### WORK TO COMPLETE
Report back each line of the records that contains the string "Ròng".

### STORED RECORDS
-.-.-

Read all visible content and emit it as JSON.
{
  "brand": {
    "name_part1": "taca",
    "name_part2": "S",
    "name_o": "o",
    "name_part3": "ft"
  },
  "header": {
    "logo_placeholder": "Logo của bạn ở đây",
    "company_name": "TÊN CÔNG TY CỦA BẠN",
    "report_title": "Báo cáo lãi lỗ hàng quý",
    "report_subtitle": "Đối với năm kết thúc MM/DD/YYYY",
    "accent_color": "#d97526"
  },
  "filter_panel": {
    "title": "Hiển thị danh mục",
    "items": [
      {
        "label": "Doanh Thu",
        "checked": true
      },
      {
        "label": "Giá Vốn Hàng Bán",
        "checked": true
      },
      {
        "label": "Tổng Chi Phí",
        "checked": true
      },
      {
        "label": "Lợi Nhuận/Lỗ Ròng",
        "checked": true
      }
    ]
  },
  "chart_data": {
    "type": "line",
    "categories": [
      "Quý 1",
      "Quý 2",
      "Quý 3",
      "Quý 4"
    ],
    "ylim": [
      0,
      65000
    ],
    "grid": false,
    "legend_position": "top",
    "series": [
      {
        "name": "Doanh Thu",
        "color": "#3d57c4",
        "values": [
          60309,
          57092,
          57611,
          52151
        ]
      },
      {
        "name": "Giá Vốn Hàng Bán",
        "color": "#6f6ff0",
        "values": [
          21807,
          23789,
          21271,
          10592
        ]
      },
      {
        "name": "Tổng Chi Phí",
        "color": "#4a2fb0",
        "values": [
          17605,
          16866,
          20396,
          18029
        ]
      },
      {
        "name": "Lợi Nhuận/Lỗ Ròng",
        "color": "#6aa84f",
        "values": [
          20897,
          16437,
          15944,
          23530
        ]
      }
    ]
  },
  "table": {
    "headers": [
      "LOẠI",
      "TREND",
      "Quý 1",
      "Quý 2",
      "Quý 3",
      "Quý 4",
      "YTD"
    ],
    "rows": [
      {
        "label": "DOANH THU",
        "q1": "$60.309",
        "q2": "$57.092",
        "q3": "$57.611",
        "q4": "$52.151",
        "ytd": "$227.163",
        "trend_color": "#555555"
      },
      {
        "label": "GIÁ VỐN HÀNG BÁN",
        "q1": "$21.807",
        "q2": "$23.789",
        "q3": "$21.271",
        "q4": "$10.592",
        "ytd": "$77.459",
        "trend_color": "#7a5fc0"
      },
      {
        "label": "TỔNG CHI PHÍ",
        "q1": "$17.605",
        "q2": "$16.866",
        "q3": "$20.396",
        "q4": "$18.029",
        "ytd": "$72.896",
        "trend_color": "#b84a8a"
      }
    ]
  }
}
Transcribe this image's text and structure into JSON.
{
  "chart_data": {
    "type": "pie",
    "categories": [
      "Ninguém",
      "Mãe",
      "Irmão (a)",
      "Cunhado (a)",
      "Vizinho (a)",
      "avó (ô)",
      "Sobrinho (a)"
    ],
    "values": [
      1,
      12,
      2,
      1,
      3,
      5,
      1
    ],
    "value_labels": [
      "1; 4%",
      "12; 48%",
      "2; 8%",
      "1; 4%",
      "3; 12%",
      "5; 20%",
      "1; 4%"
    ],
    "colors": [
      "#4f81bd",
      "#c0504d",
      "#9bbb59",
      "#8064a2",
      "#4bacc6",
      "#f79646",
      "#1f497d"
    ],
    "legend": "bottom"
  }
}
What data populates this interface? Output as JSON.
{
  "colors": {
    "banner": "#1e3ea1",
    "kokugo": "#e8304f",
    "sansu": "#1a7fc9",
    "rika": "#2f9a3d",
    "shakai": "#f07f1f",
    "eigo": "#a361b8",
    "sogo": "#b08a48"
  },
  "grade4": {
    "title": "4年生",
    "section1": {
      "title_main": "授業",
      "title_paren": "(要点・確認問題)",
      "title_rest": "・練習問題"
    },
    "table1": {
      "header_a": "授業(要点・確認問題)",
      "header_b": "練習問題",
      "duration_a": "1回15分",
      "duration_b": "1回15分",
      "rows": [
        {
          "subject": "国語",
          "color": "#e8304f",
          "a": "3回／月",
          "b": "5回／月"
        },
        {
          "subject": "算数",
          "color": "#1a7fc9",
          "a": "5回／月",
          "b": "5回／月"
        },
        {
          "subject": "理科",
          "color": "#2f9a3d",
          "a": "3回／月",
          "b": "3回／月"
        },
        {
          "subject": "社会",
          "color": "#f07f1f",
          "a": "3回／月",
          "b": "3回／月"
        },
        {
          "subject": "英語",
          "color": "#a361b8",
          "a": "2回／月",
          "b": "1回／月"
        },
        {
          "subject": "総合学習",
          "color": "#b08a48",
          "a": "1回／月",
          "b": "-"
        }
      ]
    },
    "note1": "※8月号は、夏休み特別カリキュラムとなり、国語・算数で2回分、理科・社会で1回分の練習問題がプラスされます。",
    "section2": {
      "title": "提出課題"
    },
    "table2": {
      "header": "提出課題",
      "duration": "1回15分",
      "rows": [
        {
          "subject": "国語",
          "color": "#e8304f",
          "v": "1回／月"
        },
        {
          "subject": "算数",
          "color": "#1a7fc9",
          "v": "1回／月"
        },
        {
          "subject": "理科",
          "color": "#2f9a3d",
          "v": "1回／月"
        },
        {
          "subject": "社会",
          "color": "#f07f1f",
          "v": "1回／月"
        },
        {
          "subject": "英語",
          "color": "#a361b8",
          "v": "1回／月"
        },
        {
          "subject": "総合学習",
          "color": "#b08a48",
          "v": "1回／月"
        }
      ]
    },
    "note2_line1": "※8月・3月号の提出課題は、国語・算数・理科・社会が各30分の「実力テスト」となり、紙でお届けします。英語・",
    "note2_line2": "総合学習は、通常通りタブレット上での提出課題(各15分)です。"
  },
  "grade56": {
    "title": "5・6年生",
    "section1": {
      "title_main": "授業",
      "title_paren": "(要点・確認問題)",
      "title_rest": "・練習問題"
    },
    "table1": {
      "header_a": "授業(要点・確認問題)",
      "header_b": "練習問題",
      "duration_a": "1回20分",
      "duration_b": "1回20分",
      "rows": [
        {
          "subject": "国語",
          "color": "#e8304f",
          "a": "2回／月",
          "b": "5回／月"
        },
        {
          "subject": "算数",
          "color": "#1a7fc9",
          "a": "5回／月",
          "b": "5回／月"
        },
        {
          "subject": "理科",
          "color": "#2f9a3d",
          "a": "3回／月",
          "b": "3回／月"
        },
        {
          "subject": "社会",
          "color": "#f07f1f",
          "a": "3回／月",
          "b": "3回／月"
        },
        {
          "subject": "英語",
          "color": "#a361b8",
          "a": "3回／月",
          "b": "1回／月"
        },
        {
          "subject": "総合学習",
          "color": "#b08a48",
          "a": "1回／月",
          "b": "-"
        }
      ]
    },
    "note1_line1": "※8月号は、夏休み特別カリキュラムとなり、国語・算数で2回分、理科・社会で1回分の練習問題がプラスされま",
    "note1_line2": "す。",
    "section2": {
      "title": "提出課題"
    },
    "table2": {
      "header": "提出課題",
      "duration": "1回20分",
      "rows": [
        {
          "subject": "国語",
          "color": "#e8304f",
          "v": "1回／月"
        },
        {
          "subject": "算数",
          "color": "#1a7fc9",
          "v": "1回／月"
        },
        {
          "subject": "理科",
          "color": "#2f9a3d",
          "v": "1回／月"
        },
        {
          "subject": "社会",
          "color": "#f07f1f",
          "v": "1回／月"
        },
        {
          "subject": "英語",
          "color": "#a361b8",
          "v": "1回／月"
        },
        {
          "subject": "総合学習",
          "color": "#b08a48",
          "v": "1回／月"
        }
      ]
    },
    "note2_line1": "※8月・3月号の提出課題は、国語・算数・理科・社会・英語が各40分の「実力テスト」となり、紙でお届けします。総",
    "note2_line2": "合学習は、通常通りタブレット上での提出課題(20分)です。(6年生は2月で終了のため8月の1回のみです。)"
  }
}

-.-.-

### OUTPUT BELOW
        "label": "Lợi Nhuận/Lỗ Ròng",
        "name": "Lợi Nhuận/Lỗ Ròng",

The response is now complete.